> _DESCRIPTION OF THE TASK_:
Pictures are not part of the copy; repeat everything else in the records exactly.

> _INPUT DATA_:
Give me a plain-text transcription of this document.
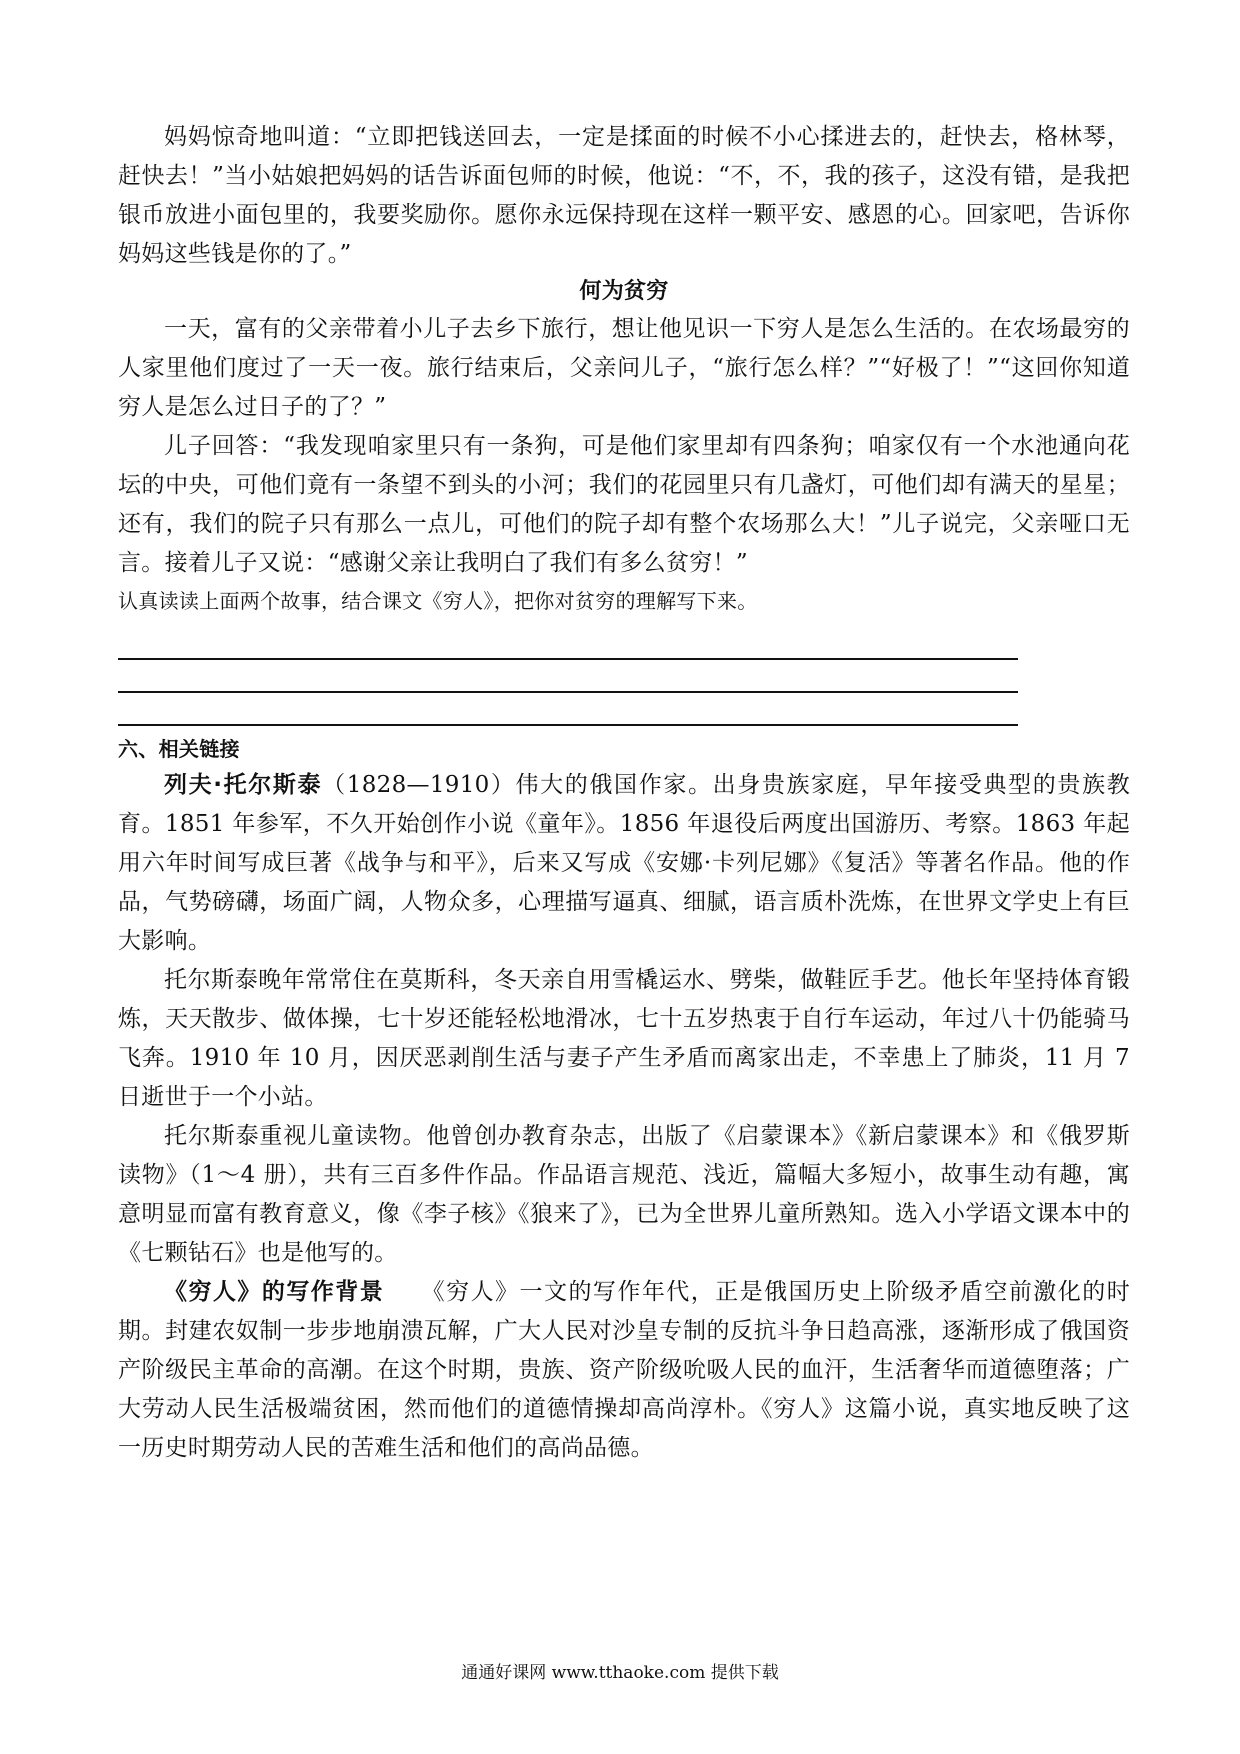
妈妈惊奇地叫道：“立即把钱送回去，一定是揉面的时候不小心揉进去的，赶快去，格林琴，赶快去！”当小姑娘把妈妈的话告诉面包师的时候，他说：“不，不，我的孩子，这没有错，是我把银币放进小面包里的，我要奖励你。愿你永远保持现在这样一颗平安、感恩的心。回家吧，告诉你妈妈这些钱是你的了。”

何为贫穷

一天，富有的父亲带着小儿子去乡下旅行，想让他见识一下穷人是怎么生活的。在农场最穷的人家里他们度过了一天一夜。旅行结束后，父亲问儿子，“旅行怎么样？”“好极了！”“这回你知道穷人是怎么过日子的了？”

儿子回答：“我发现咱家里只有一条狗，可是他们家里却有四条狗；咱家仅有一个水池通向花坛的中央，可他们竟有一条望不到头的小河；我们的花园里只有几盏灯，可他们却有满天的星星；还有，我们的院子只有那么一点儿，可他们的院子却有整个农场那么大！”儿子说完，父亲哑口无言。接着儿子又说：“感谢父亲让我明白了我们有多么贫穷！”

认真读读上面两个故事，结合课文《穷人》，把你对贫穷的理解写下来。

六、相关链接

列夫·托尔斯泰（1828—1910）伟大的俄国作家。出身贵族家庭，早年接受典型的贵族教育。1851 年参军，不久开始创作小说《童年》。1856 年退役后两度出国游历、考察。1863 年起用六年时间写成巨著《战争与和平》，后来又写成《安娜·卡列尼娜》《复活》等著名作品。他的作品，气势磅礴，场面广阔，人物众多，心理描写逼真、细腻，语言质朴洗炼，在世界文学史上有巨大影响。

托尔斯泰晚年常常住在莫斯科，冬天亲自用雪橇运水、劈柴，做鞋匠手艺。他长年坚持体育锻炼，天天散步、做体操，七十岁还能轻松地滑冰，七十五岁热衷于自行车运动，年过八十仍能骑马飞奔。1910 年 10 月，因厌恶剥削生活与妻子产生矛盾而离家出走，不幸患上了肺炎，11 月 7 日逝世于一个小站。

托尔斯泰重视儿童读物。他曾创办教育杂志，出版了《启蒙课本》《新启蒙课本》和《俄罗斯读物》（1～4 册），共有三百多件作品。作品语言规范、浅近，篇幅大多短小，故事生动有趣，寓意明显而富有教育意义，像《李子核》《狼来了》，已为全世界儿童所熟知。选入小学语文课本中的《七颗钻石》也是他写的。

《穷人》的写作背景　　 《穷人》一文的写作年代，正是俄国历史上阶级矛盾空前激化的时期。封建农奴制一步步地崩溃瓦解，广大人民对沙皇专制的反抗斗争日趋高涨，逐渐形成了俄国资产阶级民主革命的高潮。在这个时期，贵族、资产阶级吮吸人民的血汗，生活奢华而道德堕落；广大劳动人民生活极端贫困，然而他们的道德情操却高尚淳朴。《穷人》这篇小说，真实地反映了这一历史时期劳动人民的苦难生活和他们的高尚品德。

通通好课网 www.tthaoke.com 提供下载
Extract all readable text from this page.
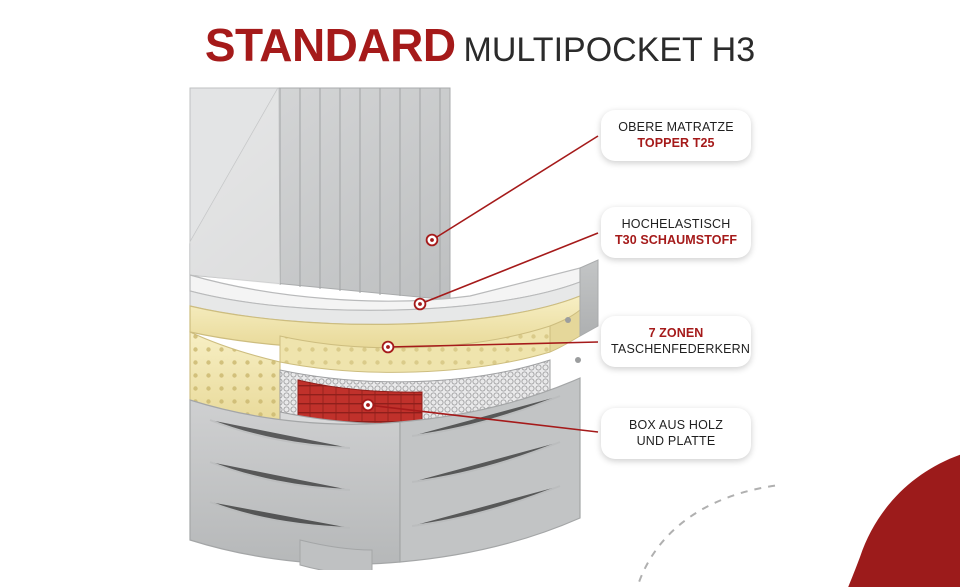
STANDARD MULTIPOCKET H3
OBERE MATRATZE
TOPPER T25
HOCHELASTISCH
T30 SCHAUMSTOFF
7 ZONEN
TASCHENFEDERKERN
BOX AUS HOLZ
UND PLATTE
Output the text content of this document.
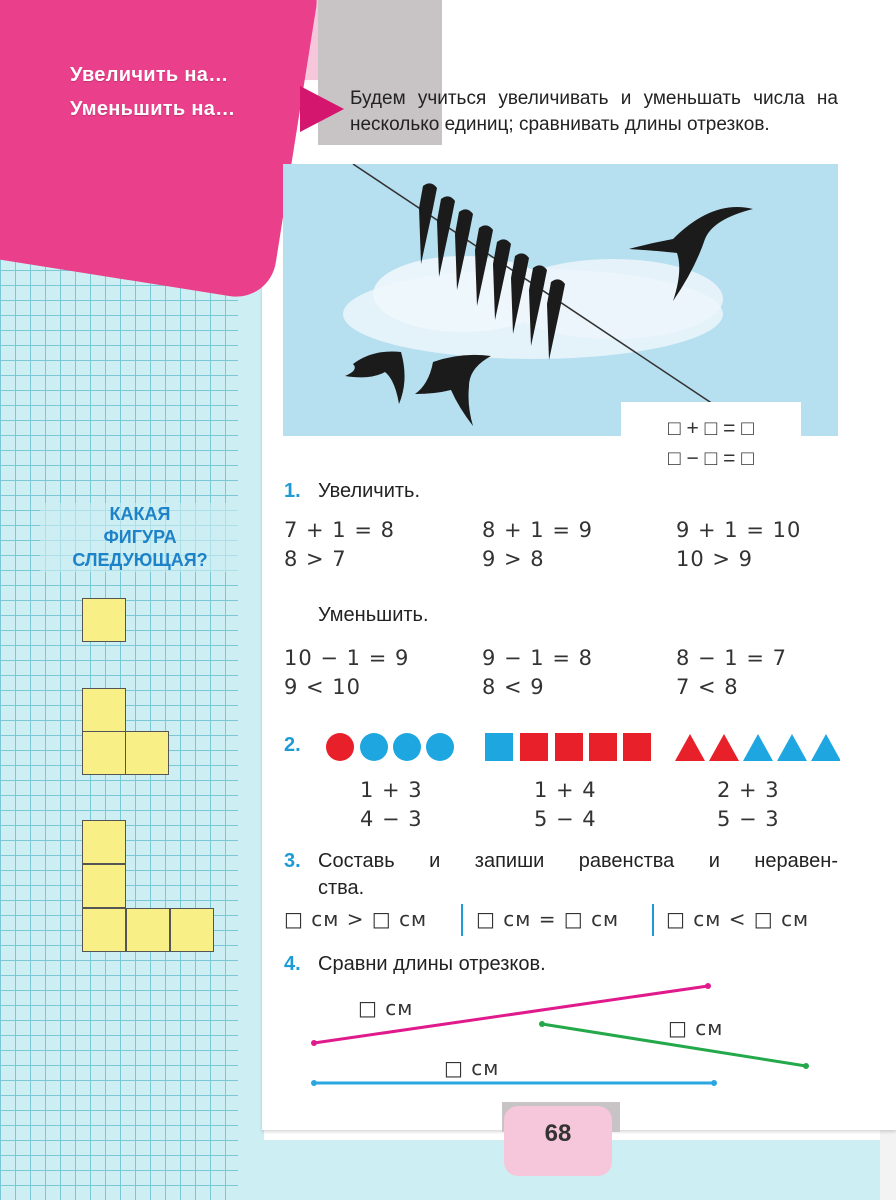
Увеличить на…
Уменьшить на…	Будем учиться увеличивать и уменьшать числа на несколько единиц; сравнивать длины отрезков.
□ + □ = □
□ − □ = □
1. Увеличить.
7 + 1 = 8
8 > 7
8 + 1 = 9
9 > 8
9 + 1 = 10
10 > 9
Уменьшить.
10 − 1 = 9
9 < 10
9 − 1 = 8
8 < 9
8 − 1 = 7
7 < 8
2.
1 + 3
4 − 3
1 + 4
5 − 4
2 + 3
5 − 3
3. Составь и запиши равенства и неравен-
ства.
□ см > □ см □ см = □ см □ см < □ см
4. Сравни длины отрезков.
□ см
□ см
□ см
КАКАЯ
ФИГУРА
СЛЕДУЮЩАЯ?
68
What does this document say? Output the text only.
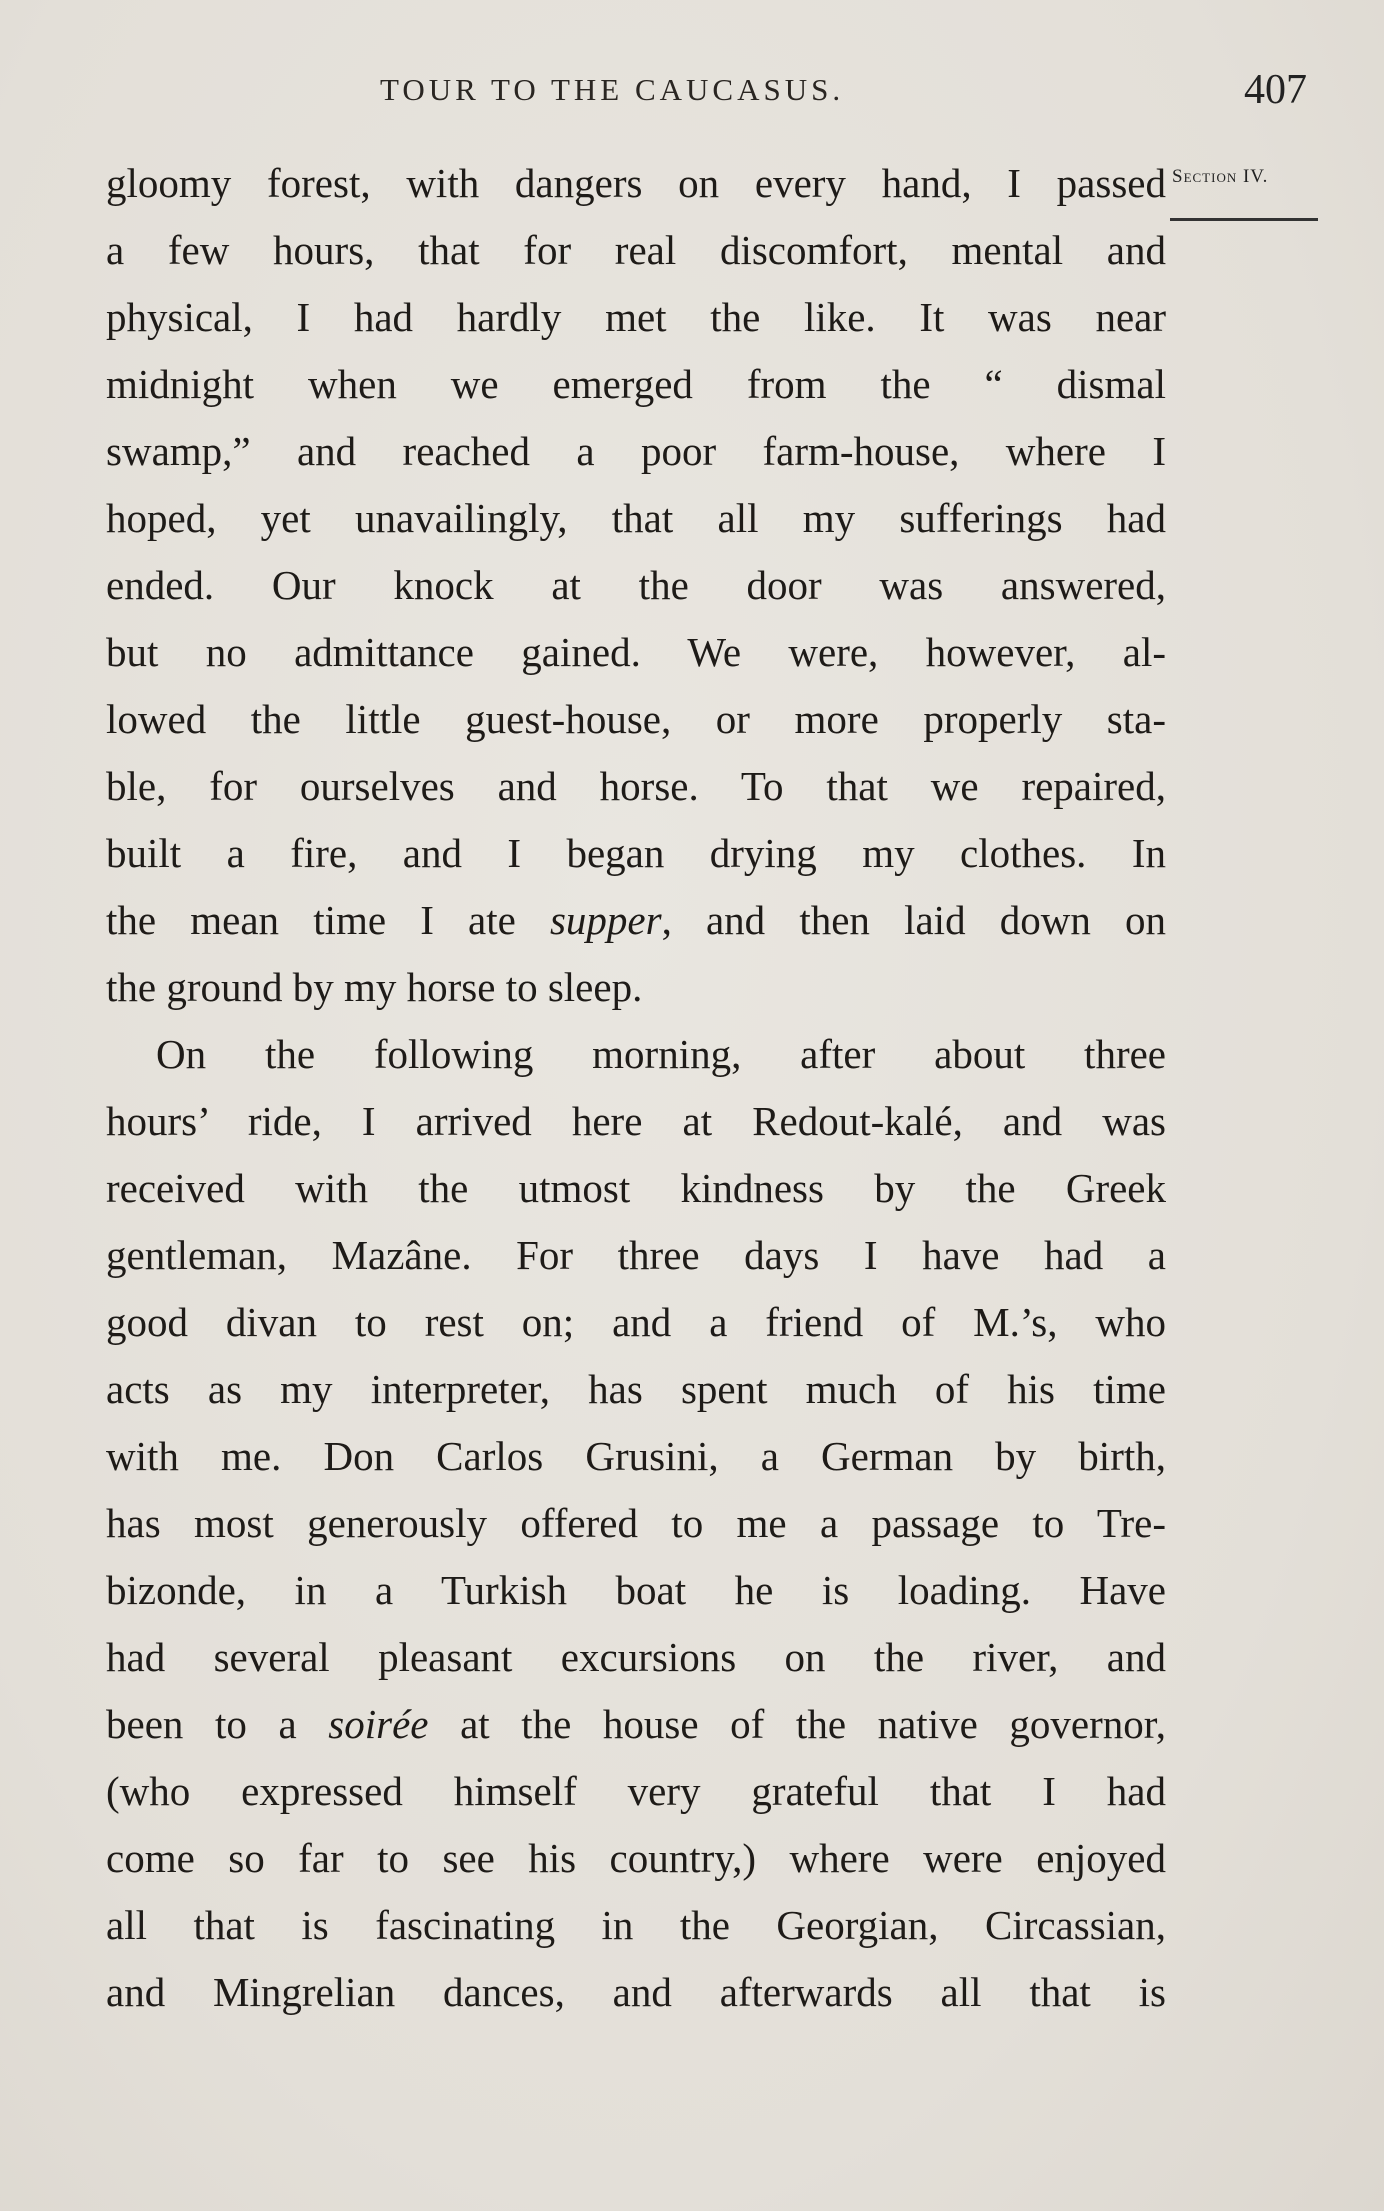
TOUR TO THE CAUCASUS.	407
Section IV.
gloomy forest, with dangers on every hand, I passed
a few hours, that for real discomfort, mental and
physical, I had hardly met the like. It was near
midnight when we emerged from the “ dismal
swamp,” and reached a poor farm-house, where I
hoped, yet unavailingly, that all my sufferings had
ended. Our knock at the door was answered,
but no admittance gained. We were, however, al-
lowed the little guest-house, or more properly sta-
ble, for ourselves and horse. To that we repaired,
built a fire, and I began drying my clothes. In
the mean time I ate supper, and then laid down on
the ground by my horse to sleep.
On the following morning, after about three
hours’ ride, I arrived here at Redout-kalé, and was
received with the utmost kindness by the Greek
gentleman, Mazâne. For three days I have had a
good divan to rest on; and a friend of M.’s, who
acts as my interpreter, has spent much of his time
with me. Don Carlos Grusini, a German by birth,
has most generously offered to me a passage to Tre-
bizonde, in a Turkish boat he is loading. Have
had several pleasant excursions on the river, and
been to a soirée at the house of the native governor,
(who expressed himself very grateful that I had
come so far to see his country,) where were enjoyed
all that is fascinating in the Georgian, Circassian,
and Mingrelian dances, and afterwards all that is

> _EXERCISE OUTPUT_:
Give me a plain-text transcription of this document.
妈妈惊奇地叫道：“立即把钱送回去，一定是揉面的时候不小心揉进去的，赶快去，格林琴，赶快去！”当小姑娘把妈妈的话告诉面包师的时候，他说：“不，不，我的孩子，这没有错，是我把银币放进小面包里的，我要奖励你。愿你永远保持现在这样一颗平安、感恩的心。回家吧，告诉你妈妈这些钱是你的了。”

何为贫穷

一天，富有的父亲带着小儿子去乡下旅行，想让他见识一下穷人是怎么生活的。在农场最穷的人家里他们度过了一天一夜。旅行结束后，父亲问儿子，“旅行怎么样？”“好极了！”“这回你知道穷人是怎么过日子的了？”

儿子回答：“我发现咱家里只有一条狗，可是他们家里却有四条狗；咱家仅有一个水池通向花坛的中央，可他们竟有一条望不到头的小河；我们的花园里只有几盏灯，可他们却有满天的星星；还有，我们的院子只有那么一点儿，可他们的院子却有整个农场那么大！”儿子说完，父亲哑口无言。接着儿子又说：“感谢父亲让我明白了我们有多么贫穷！”

认真读读上面两个故事，结合课文《穷人》，把你对贫穷的理解写下来。

六、相关链接

列夫·托尔斯泰（1828—1910）伟大的俄国作家。出身贵族家庭，早年接受典型的贵族教育。1851 年参军，不久开始创作小说《童年》。1856 年退役后两度出国游历、考察。1863 年起用六年时间写成巨著《战争与和平》，后来又写成《安娜·卡列尼娜》《复活》等著名作品。他的作品，气势磅礴，场面广阔，人物众多，心理描写逼真、细腻，语言质朴洗炼，在世界文学史上有巨大影响。

托尔斯泰晚年常常住在莫斯科，冬天亲自用雪橇运水、劈柴，做鞋匠手艺。他长年坚持体育锻炼，天天散步、做体操，七十岁还能轻松地滑冰，七十五岁热衷于自行车运动，年过八十仍能骑马飞奔。1910 年 10 月，因厌恶剥削生活与妻子产生矛盾而离家出走，不幸患上了肺炎，11 月 7 日逝世于一个小站。

托尔斯泰重视儿童读物。他曾创办教育杂志，出版了《启蒙课本》《新启蒙课本》和《俄罗斯读物》（1～4 册），共有三百多件作品。作品语言规范、浅近，篇幅大多短小，故事生动有趣，寓意明显而富有教育意义，像《李子核》《狼来了》，已为全世界儿童所熟知。选入小学语文课本中的《七颗钻石》也是他写的。

《穷人》的写作背景　　 《穷人》一文的写作年代，正是俄国历史上阶级矛盾空前激化的时期。封建农奴制一步步地崩溃瓦解，广大人民对沙皇专制的反抗斗争日趋高涨，逐渐形成了俄国资产阶级民主革命的高潮。在这个时期，贵族、资产阶级吮吸人民的血汗，生活奢华而道德堕落；广大劳动人民生活极端贫困，然而他们的道德情操却高尚淳朴。《穷人》这篇小说，真实地反映了这一历史时期劳动人民的苦难生活和他们的高尚品德。

通通好课网 www.tthaoke.com 提供下载
Extract all readable text from this page.
STANDARD MULTIPOCKET H3
OBERE MATRATZE
TOPPER T25
HOCHELASTISCH
T30 SCHAUMSTOFF
7 ZONEN
TASCHENFEDERKERN
BOX AUS HOLZ
UND PLATTE
Output the text content of this document.
Увеличить на…
Уменьшить на…	Будем учиться увеличивать и уменьшать числа на несколько единиц; сравнивать длины отрезков.
□ + □ = □
□ − □ = □
1. Увеличить.
7 + 1 = 8
8 > 7
8 + 1 = 9
9 > 8
9 + 1 = 10
10 > 9
Уменьшить.
10 − 1 = 9
9 < 10
9 − 1 = 8
8 < 9
8 − 1 = 7
7 < 8
2.
1 + 3
4 − 3
1 + 4
5 − 4
2 + 3
5 − 3
3. Составь и запиши равенства и неравен-
ства.
□ см > □ см □ см = □ см □ см < □ см
4. Сравни длины отрезков.
□ см
□ см
□ см
КАКАЯ
ФИГУРА
СЛЕДУЮЩАЯ?
68
What does this document say? Output the text only.
TOUR TO THE CAUCASUS.	407
Section IV.
gloomy forest, with dangers on every hand, I passed
a few hours, that for real discomfort, mental and
physical, I had hardly met the like. It was near
midnight when we emerged from the “ dismal
swamp,” and reached a poor farm-house, where I
hoped, yet unavailingly, that all my sufferings had
ended. Our knock at the door was answered,
but no admittance gained. We were, however, al-
lowed the little guest-house, or more properly sta-
ble, for ourselves and horse. To that we repaired,
built a fire, and I began drying my clothes. In
the mean time I ate supper, and then laid down on
the ground by my horse to sleep.
On the following morning, after about three
hours’ ride, I arrived here at Redout-kalé, and was
received with the utmost kindness by the Greek
gentleman, Mazâne. For three days I have had a
good divan to rest on; and a friend of M.’s, who
acts as my interpreter, has spent much of his time
with me. Don Carlos Grusini, a German by birth,
has most generously offered to me a passage to Tre-
bizonde, in a Turkish boat he is loading. Have
had several pleasant excursions on the river, and
been to a soirée at the house of the native governor,
(who expressed himself very grateful that I had
come so far to see his country,) where were enjoyed
all that is fascinating in the Georgian, Circassian,
and Mingrelian dances, and afterwards all that is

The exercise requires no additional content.